---------- ITEMS
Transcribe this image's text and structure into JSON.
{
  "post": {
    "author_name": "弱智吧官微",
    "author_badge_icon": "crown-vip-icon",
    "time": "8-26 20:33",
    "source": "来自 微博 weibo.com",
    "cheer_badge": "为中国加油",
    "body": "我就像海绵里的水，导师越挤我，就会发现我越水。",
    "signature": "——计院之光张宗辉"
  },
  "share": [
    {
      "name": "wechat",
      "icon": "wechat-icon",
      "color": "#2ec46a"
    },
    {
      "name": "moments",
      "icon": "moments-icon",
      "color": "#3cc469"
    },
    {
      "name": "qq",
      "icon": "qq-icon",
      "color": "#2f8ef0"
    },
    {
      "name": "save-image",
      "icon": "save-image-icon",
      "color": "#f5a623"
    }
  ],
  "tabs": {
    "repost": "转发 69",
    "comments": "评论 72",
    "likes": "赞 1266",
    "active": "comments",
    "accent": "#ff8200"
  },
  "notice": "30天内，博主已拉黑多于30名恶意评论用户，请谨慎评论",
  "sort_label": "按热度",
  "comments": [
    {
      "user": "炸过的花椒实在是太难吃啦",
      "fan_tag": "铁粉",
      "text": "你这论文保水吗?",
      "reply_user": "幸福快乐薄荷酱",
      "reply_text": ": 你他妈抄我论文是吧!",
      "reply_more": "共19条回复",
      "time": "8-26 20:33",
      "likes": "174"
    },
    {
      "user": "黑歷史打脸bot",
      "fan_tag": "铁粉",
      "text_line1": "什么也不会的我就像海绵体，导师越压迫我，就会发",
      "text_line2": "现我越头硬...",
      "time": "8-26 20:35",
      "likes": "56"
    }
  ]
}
--------------------
__REQUIRED WORK__:
Extract every record. Keep wording exact.

__FINISHED TASK__:
Transcribe this image's text and structure into JSON.
{
  "post": {
    "author_name": "弱智吧官微",
    "author_badge_icon": "crown-vip-icon",
    "time": "8-26 20:33",
    "source": "来自 微博 weibo.com",
    "cheer_badge": "为中国加油",
    "body": "我就像海绵里的水，导师越挤我，就会发现我越水。",
    "signature": "——计院之光张宗辉"
  },
  "share": [
    {
      "name": "wechat",
      "icon": "wechat-icon",
      "color": "#2ec46a"
    },
    {
      "name": "moments",
      "icon": "moments-icon",
      "color": "#3cc469"
    },
    {
      "name": "qq",
      "icon": "qq-icon",
      "color": "#2f8ef0"
    },
    {
      "name": "save-image",
      "icon": "save-image-icon",
      "color": "#f5a623"
    }
  ],
  "tabs": {
    "repost": "转发 69",
    "comments": "评论 72",
    "likes": "赞 1266",
    "active": "comments",
    "accent": "#ff8200"
  },
  "notice": "30天内，博主已拉黑多于30名恶意评论用户，请谨慎评论",
  "sort_label": "按热度",
  "comments": [
    {
      "user": "炸过的花椒实在是太难吃啦",
      "fan_tag": "铁粉",
      "text": "你这论文保水吗?",
      "reply_user": "幸福快乐薄荷酱",
      "reply_text": ": 你他妈抄我论文是吧!",
      "reply_more": "共19条回复",
      "time": "8-26 20:33",
      "likes": "174"
    },
    {
      "user": "黑歷史打脸bot",
      "fan_tag": "铁粉",
      "text_line1": "什么也不会的我就像海绵体，导师越压迫我，就会发",
      "text_line2": "现我越头硬...",
      "time": "8-26 20:35",
      "likes": "56"
    }
  ]
}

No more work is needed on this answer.